[Saved entries]

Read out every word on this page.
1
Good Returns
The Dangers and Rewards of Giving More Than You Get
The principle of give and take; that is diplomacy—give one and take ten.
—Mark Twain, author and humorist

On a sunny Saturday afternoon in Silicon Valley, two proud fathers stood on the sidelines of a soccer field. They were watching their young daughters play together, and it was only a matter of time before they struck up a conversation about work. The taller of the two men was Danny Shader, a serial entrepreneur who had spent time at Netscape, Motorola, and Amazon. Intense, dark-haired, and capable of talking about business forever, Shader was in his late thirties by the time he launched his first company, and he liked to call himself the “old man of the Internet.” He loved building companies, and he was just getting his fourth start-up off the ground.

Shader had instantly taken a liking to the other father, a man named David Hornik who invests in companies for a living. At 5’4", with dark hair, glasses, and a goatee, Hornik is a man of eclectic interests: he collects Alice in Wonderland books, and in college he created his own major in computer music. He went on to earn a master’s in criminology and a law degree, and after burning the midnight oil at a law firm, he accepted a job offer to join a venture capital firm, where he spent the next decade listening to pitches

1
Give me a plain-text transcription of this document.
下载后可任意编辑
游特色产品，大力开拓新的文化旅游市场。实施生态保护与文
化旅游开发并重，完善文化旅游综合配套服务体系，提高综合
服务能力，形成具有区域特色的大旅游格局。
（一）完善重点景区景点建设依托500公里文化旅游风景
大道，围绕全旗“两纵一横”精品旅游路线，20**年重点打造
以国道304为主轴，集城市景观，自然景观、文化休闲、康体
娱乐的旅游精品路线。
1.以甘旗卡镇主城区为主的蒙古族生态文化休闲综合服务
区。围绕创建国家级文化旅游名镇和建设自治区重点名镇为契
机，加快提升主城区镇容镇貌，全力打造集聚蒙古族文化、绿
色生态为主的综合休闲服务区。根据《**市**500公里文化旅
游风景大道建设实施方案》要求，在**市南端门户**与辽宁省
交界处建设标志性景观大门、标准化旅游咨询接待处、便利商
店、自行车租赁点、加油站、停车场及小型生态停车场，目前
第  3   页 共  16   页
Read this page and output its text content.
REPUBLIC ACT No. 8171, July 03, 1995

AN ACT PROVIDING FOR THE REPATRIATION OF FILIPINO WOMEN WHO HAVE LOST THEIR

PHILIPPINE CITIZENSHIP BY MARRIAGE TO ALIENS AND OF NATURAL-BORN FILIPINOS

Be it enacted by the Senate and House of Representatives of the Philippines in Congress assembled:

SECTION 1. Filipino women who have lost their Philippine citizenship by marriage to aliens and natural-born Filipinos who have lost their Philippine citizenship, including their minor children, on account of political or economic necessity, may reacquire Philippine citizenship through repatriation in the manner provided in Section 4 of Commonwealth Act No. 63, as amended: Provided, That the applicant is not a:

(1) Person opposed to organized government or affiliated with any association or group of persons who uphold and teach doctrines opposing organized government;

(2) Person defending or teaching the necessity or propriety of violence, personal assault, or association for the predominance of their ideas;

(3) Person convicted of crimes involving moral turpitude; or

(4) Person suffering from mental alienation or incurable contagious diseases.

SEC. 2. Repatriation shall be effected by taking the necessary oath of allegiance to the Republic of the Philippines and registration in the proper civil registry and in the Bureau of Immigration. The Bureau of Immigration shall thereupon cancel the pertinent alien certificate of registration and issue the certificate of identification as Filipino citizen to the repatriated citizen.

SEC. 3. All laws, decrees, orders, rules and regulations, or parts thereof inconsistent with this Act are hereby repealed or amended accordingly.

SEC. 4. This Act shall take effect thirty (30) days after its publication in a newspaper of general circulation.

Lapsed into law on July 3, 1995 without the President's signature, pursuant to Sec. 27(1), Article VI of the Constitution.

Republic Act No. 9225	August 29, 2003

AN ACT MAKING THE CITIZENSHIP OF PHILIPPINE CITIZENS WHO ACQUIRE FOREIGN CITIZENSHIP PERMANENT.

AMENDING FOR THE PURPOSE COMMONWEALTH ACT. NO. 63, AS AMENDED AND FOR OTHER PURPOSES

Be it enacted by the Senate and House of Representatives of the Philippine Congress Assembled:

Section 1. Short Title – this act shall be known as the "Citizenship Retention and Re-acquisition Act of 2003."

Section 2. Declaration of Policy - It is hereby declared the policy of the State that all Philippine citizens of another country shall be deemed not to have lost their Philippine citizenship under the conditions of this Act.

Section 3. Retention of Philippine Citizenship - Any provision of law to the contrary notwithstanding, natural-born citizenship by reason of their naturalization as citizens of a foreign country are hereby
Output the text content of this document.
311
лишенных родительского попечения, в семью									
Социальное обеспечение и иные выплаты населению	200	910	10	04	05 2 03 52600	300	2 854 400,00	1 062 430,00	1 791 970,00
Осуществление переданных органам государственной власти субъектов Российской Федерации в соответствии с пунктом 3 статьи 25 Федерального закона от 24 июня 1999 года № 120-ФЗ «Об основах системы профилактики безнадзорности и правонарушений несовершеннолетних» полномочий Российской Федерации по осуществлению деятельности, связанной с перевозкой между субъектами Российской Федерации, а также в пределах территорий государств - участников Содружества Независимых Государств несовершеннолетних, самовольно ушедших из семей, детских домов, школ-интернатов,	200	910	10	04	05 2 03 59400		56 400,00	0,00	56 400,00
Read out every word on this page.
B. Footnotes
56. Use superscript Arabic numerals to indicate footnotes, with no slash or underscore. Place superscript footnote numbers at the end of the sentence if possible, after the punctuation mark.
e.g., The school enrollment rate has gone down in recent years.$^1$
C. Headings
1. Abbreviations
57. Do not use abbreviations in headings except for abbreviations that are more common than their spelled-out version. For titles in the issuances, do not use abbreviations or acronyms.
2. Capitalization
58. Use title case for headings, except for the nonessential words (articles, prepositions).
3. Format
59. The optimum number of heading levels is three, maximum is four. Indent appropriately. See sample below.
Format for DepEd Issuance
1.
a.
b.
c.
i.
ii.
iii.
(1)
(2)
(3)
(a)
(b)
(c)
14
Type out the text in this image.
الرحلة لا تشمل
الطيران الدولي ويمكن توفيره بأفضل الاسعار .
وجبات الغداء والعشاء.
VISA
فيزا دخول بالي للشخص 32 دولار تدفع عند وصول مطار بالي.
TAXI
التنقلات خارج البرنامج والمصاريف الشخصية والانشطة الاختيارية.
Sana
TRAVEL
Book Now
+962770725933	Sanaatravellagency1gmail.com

→ **To do**:
Repeat every record exactly as written, please.

→ **Answer to this problem**:
Read out every word on this page.
1
Good Returns
The Dangers and Rewards of Giving More Than You Get
The principle of give and take; that is diplomacy—give one and take ten.
—Mark Twain, author and humorist

On a sunny Saturday afternoon in Silicon Valley, two proud fathers stood on the sidelines of a soccer field. They were watching their young daughters play together, and it was only a matter of time before they struck up a conversation about work. The taller of the two men was Danny Shader, a serial entrepreneur who had spent time at Netscape, Motorola, and Amazon. Intense, dark-haired, and capable of talking about business forever, Shader was in his late thirties by the time he launched his first company, and he liked to call himself the “old man of the Internet.” He loved building companies, and he was just getting his fourth start-up off the ground.

Shader had instantly taken a liking to the other father, a man named David Hornik who invests in companies for a living. At 5’4", with dark hair, glasses, and a goatee, Hornik is a man of eclectic interests: he collects Alice in Wonderland books, and in college he created his own major in computer music. He went on to earn a master’s in criminology and a law degree, and after burning the midnight oil at a law firm, he accepted a job offer to join a venture capital firm, where he spent the next decade listening to pitches

1
Give me a plain-text transcription of this document.
下载后可任意编辑
游特色产品，大力开拓新的文化旅游市场。实施生态保护与文
化旅游开发并重，完善文化旅游综合配套服务体系，提高综合
服务能力，形成具有区域特色的大旅游格局。
（一）完善重点景区景点建设依托500公里文化旅游风景
大道，围绕全旗“两纵一横”精品旅游路线，20**年重点打造
以国道304为主轴，集城市景观，自然景观、文化休闲、康体
娱乐的旅游精品路线。
1.以甘旗卡镇主城区为主的蒙古族生态文化休闲综合服务
区。围绕创建国家级文化旅游名镇和建设自治区重点名镇为契
机，加快提升主城区镇容镇貌，全力打造集聚蒙古族文化、绿
色生态为主的综合休闲服务区。根据《**市**500公里文化旅
游风景大道建设实施方案》要求，在**市南端门户**与辽宁省
交界处建设标志性景观大门、标准化旅游咨询接待处、便利商
店、自行车租赁点、加油站、停车场及小型生态停车场，目前
第  3   页 共  16   页
Read this page and output its text content.
REPUBLIC ACT No. 8171, July 03, 1995

AN ACT PROVIDING FOR THE REPATRIATION OF FILIPINO WOMEN WHO HAVE LOST THEIR

PHILIPPINE CITIZENSHIP BY MARRIAGE TO ALIENS AND OF NATURAL-BORN FILIPINOS

Be it enacted by the Senate and House of Representatives of the Philippines in Congress assembled:

SECTION 1. Filipino women who have lost their Philippine citizenship by marriage to aliens and natural-born Filipinos who have lost their Philippine citizenship, including their minor children, on account of political or economic necessity, may reacquire Philippine citizenship through repatriation in the manner provided in Section 4 of Commonwealth Act No. 63, as amended: Provided, That the applicant is not a:

(1) Person opposed to organized government or affiliated with any association or group of persons who uphold and teach doctrines opposing organized government;

(2) Person defending or teaching the necessity or propriety of violence, personal assault, or association for the predominance of their ideas;

(3) Person convicted of crimes involving moral turpitude; or

(4) Person suffering from mental alienation or incurable contagious diseases.

SEC. 2. Repatriation shall be effected by taking the necessary oath of allegiance to the Republic of the Philippines and registration in the proper civil registry and in the Bureau of Immigration. The Bureau of Immigration shall thereupon cancel the pertinent alien certificate of registration and issue the certificate of identification as Filipino citizen to the repatriated citizen.

SEC. 3. All laws, decrees, orders, rules and regulations, or parts thereof inconsistent with this Act are hereby repealed or amended accordingly.

SEC. 4. This Act shall take effect thirty (30) days after its publication in a newspaper of general circulation.

Lapsed into law on July 3, 1995 without the President's signature, pursuant to Sec. 27(1), Article VI of the Constitution.

Republic Act No. 9225	August 29, 2003

AN ACT MAKING THE CITIZENSHIP OF PHILIPPINE CITIZENS WHO ACQUIRE FOREIGN CITIZENSHIP PERMANENT.

AMENDING FOR THE PURPOSE COMMONWEALTH ACT. NO. 63, AS AMENDED AND FOR OTHER PURPOSES

Be it enacted by the Senate and House of Representatives of the Philippine Congress Assembled:

Section 1. Short Title – this act shall be known as the "Citizenship Retention and Re-acquisition Act of 2003."

Section 2. Declaration of Policy - It is hereby declared the policy of the State that all Philippine citizens of another country shall be deemed not to have lost their Philippine citizenship under the conditions of this Act.

Section 3. Retention of Philippine Citizenship - Any provision of law to the contrary notwithstanding, natural-born citizenship by reason of their naturalization as citizens of a foreign country are hereby
Output the text content of this document.
311
лишенных родительского попечения, в семью									
Социальное обеспечение и иные выплаты населению	200	910	10	04	05 2 03 52600	300	2 854 400,00	1 062 430,00	1 791 970,00
Осуществление переданных органам государственной власти субъектов Российской Федерации в соответствии с пунктом 3 статьи 25 Федерального закона от 24 июня 1999 года № 120-ФЗ «Об основах системы профилактики безнадзорности и правонарушений несовершеннолетних» полномочий Российской Федерации по осуществлению деятельности, связанной с перевозкой между субъектами Российской Федерации, а также в пределах территорий государств - участников Содружества Независимых Государств несовершеннолетних, самовольно ушедших из семей, детских домов, школ-интернатов,	200	910	10	04	05 2 03 59400		56 400,00	0,00	56 400,00
Read out every word on this page.
B. Footnotes
56. Use superscript Arabic numerals to indicate footnotes, with no slash or underscore. Place superscript footnote numbers at the end of the sentence if possible, after the punctuation mark.
e.g., The school enrollment rate has gone down in recent years.$^1$
C. Headings
1. Abbreviations
57. Do not use abbreviations in headings except for abbreviations that are more common than their spelled-out version. For titles in the issuances, do not use abbreviations or acronyms.
2. Capitalization
58. Use title case for headings, except for the nonessential words (articles, prepositions).
3. Format
59. The optimum number of heading levels is three, maximum is four. Indent appropriately. See sample below.
Format for DepEd Issuance
1.
a.
b.
c.
i.
ii.
iii.
(1)
(2)
(3)
(a)
(b)
(c)
14
Type out the text in this image.
الرحلة لا تشمل
الطيران الدولي ويمكن توفيره بأفضل الاسعار .
وجبات الغداء والعشاء.
VISA
فيزا دخول بالي للشخص 32 دولار تدفع عند وصول مطار بالي.
TAXI
التنقلات خارج البرنامج والمصاريف الشخصية والانشطة الاختيارية.
Sana
TRAVEL
Book Now
+962770725933	Sanaatravellagency1gmail.com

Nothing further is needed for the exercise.